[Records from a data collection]
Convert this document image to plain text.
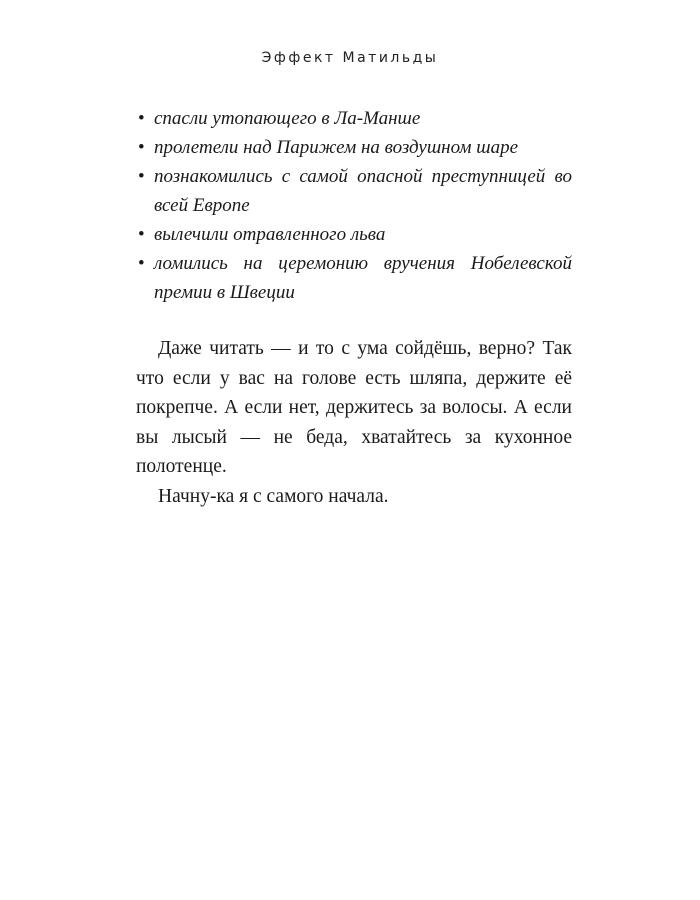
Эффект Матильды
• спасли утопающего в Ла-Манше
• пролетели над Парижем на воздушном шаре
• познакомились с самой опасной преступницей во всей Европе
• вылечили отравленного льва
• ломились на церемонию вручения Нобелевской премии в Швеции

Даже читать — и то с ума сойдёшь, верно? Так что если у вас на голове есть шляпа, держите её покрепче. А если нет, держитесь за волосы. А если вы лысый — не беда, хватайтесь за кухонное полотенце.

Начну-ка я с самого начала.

...

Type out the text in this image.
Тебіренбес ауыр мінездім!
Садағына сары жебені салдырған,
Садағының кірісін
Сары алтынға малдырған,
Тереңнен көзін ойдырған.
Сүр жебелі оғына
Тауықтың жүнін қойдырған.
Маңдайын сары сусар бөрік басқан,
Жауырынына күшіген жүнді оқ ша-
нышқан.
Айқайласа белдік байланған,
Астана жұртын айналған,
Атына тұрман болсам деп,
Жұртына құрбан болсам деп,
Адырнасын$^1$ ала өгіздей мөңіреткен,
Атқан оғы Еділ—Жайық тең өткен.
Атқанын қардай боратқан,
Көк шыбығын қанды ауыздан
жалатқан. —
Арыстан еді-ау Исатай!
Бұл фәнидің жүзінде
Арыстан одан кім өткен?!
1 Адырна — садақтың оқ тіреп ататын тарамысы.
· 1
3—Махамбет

* * *

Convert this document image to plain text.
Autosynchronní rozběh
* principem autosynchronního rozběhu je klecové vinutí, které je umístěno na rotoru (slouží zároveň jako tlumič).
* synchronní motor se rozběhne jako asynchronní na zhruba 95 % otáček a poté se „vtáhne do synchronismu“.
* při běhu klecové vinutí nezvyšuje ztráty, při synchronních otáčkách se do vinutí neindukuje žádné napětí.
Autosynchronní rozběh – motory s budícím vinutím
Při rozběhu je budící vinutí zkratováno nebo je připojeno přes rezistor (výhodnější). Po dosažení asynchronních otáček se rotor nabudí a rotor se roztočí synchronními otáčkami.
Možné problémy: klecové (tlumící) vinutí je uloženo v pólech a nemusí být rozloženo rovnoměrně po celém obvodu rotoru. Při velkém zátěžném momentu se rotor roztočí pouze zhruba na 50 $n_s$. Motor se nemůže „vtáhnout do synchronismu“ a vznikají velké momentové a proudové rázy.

Task requirements
Where a line above contains the word "rotoru", copy that line.

Finished exercise
* principem autosynchronního rozběhu je klecové vinutí, které je umístěno na rotoru (slouží zároveň jako tlumič).
Možné problémy: klecové (tlumící) vinutí je uloženo v pólech a nemusí být rozloženo rovnoměrně po celém obvodu rotoru. Při velkém zátěžném momentu se rotor roztočí pouze zhruba na 50 $n_s$. Motor se nemůže „vtáhnout do synchronismu“ a vznikají velké momentové a proudové rázy.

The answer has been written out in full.